* start Exercise input *

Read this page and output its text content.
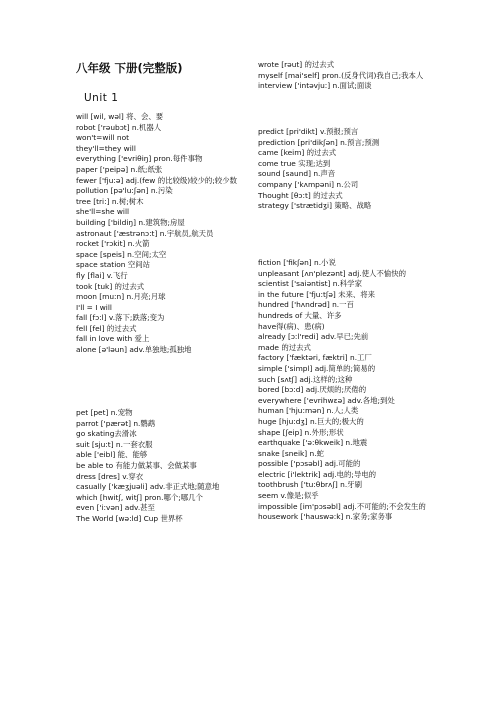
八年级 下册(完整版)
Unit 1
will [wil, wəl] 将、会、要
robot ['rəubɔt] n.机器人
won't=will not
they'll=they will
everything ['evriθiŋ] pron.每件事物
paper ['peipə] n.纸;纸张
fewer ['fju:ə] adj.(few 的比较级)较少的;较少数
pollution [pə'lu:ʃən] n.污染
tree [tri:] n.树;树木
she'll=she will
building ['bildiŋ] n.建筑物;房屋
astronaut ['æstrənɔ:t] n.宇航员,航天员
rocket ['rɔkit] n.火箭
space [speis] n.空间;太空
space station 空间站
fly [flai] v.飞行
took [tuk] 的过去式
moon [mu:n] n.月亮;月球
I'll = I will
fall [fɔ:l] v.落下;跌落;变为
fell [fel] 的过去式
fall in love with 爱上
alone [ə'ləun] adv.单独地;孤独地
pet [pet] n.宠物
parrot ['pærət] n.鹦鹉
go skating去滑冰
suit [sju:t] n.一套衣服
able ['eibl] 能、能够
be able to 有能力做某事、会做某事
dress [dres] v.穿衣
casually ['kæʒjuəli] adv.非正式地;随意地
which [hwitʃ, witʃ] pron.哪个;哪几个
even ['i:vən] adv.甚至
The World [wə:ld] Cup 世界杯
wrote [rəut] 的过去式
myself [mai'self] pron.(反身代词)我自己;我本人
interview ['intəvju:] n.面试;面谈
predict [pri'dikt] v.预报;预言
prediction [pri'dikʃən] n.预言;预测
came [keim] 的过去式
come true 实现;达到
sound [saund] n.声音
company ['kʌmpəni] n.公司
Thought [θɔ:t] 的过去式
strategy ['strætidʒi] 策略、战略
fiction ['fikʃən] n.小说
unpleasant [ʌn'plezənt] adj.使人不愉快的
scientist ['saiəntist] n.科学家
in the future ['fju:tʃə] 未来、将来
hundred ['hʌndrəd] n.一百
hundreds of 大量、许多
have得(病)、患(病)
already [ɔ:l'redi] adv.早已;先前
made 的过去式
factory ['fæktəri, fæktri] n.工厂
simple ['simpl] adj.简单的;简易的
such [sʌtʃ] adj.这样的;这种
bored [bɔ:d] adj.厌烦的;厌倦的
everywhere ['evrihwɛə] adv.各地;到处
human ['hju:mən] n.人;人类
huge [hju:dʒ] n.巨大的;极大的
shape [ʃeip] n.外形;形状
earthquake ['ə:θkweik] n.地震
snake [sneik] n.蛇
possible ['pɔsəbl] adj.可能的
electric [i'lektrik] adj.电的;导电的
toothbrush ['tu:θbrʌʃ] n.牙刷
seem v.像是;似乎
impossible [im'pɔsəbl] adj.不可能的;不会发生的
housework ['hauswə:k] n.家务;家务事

* end Exercise input *
* start Exercise input *

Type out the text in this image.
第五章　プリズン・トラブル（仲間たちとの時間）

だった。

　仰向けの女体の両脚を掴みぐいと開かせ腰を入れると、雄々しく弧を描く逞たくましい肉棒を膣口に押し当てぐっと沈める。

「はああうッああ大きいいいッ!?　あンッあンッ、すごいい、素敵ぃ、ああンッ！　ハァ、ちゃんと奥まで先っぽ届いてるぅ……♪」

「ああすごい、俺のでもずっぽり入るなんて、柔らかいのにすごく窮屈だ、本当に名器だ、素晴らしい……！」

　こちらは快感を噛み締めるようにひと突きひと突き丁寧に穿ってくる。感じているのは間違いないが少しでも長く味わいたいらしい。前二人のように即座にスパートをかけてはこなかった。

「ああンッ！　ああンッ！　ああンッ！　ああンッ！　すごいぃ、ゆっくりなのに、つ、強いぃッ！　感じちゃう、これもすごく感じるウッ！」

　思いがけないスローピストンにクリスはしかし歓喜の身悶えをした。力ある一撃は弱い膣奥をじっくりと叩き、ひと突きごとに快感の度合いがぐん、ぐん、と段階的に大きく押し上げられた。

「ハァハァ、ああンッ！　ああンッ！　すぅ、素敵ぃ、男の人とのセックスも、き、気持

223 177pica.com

* end Exercise input *

Set task: Pull out all lines in the data above that include "pron".

Worked answer:
everything ['evriθiŋ] pron.每件事物
which [hwitʃ, witʃ] pron.哪个;哪几个
myself [mai'self] pron.(反身代词)我自己;我本人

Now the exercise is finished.